→ **What you should do**: Copy out every line in the entries below that includes "товаров".

→ **Entries provided**:
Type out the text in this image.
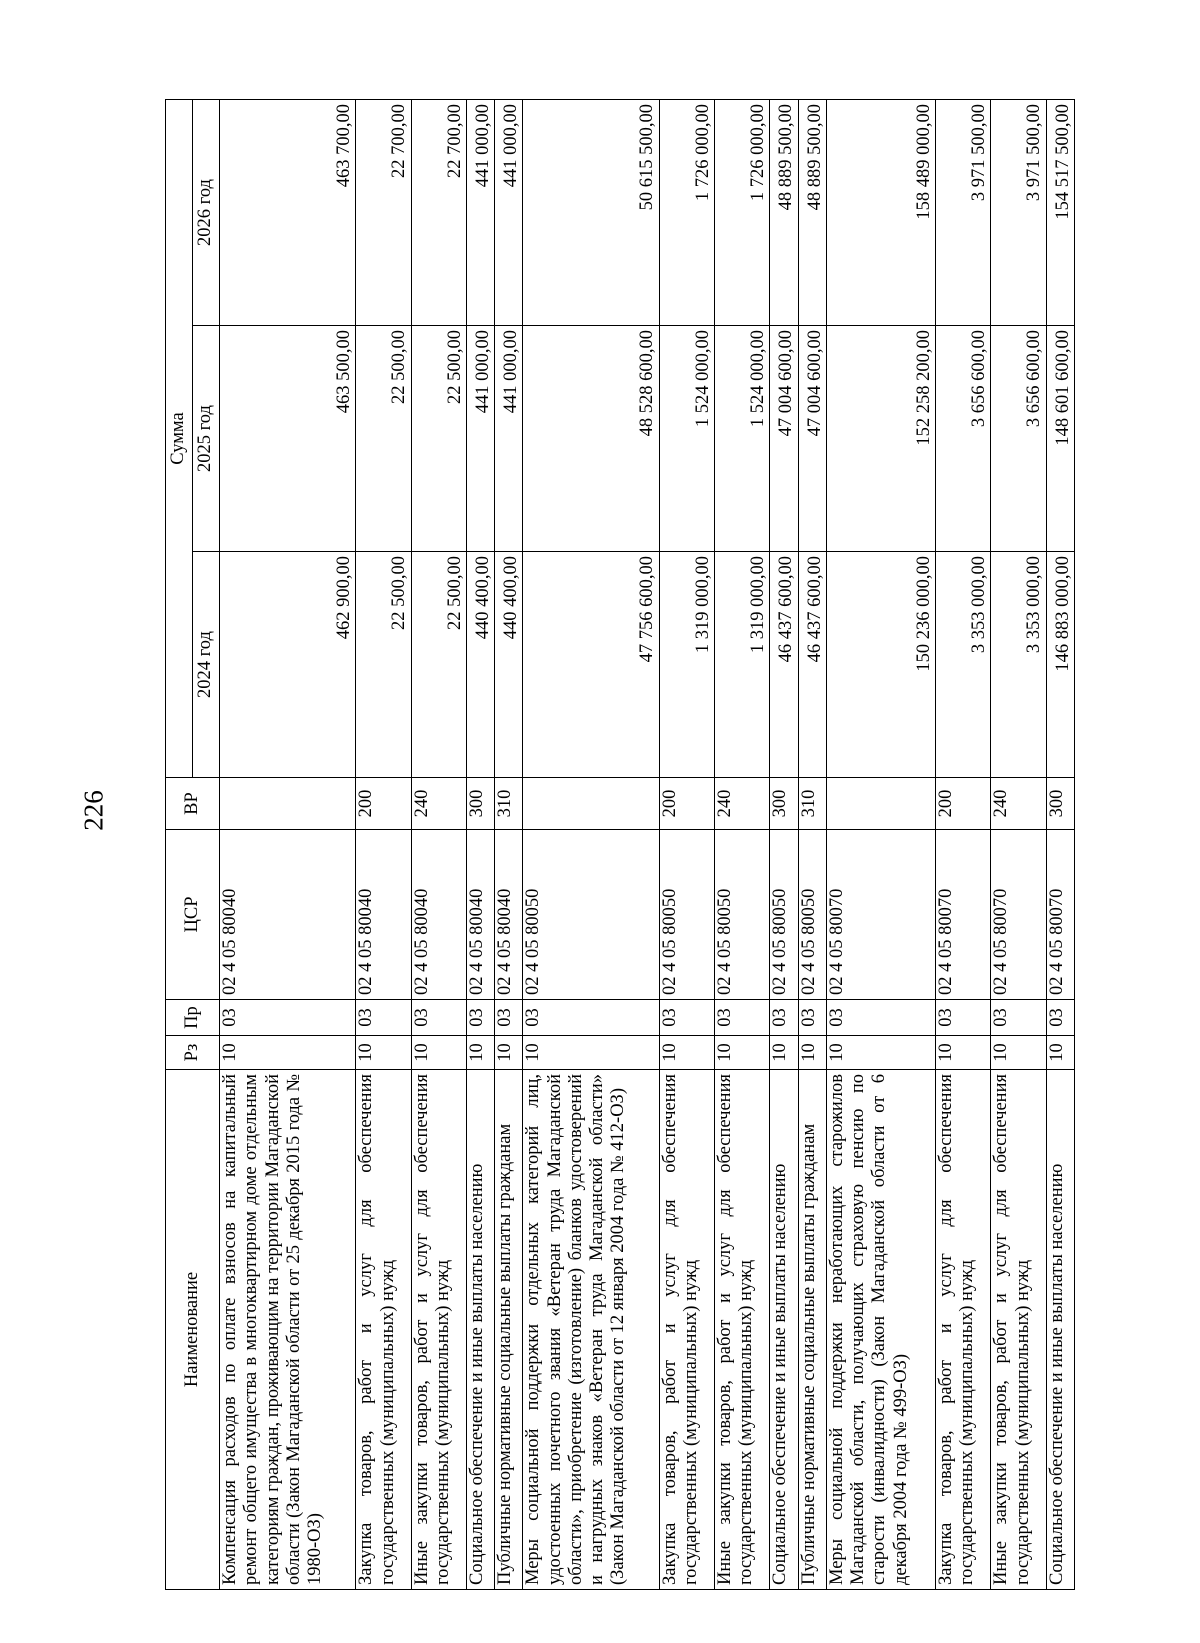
226
Наименование	Рз	Пр	ЦСР	ВР	Сумма		
					2024 год	2025 год	2026 год
Компенсация расходов по оплате взносов на капитальный ремонт общего имущества в многоквартирном доме отдельным категориям граждан, проживающим на территории Магаданской области (Закон Магаданской области от 25 декабря 2015 года № 1980-ОЗ)	10	03	02 4 05 80040		462 900,00	463 500,00	463 700,00
Закупка товаров, работ и услуг для обеспечения государственных (муниципальных) нужд	10	03	02 4 05 80040	200	22 500,00	22 500,00	22 700,00
Иные закупки товаров, работ и услуг для обеспечения государственных (муниципальных) нужд	10	03	02 4 05 80040	240	22 500,00	22 500,00	22 700,00
Социальное обеспечение и иные выплаты населению	10	03	02 4 05 80040	300	440 400,00	441 000,00	441 000,00
Публичные нормативные социальные выплаты гражданам	10	03	02 4 05 80040	310	440 400,00	441 000,00	441 000,00
Меры социальной поддержки отдельных категорий лиц, удостоенных почетного звания «Ветеран труда Магаданской области», приобретение (изготовление) бланков удостоверений и нагрудных знаков «Ветеран труда Магаданской области» (Закон Магаданской области от 12 января 2004 года № 412-ОЗ)	10	03	02 4 05 80050		47 756 600,00	48 528 600,00	50 615 500,00
Закупка товаров, работ и услуг для обеспечения государственных (муниципальных) нужд	10	03	02 4 05 80050	200	1 319 000,00	1 524 000,00	1 726 000,00
Иные закупки товаров, работ и услуг для обеспечения государственных (муниципальных) нужд	10	03	02 4 05 80050	240	1 319 000,00	1 524 000,00	1 726 000,00
Социальное обеспечение и иные выплаты населению	10	03	02 4 05 80050	300	46 437 600,00	47 004 600,00	48 889 500,00
Публичные нормативные социальные выплаты гражданам	10	03	02 4 05 80050	310	46 437 600,00	47 004 600,00	48 889 500,00
Меры социальной поддержки неработающих старожилов Магаданской области, получающих страховую пенсию по старости (инвалидности) (Закон Магаданской области от 6 декабря 2004 года № 499-ОЗ)	10	03	02 4 05 80070		150 236 000,00	152 258 200,00	158 489 000,00
Закупка товаров, работ и услуг для обеспечения государственных (муниципальных) нужд	10	03	02 4 05 80070	200	3 353 000,00	3 656 600,00	3 971 500,00
Иные закупки товаров, работ и услуг для обеспечения государственных (муниципальных) нужд	10	03	02 4 05 80070	240	3 353 000,00	3 656 600,00	3 971 500,00
Социальное обеспечение и иные выплаты населению	10	03	02 4 05 80070	300	146 883 000,00	148 601 600,00	154 517 500,00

→ **The reply**:
Закупка товаров, работ и услуг для обеспечения государственных (муниципальных) нужд	10	03	02 4 05 80040	200	22 500,00	22 500,00	22 700,00
Иные закупки товаров, работ и услуг для обеспечения государственных (муниципальных) нужд	10	03	02 4 05 80040	240	22 500,00	22 500,00	22 700,00
Закупка товаров, работ и услуг для обеспечения государственных (муниципальных) нужд	10	03	02 4 05 80050	200	1 319 000,00	1 524 000,00	1 726 000,00
Иные закупки товаров, работ и услуг для обеспечения государственных (муниципальных) нужд	10	03	02 4 05 80050	240	1 319 000,00	1 524 000,00	1 726 000,00
Закупка товаров, работ и услуг для обеспечения государственных (муниципальных) нужд	10	03	02 4 05 80070	200	3 353 000,00	3 656 600,00	3 971 500,00
Иные закупки товаров, работ и услуг для обеспечения государственных (муниципальных) нужд	10	03	02 4 05 80070	240	3 353 000,00	3 656 600,00	3 971 500,00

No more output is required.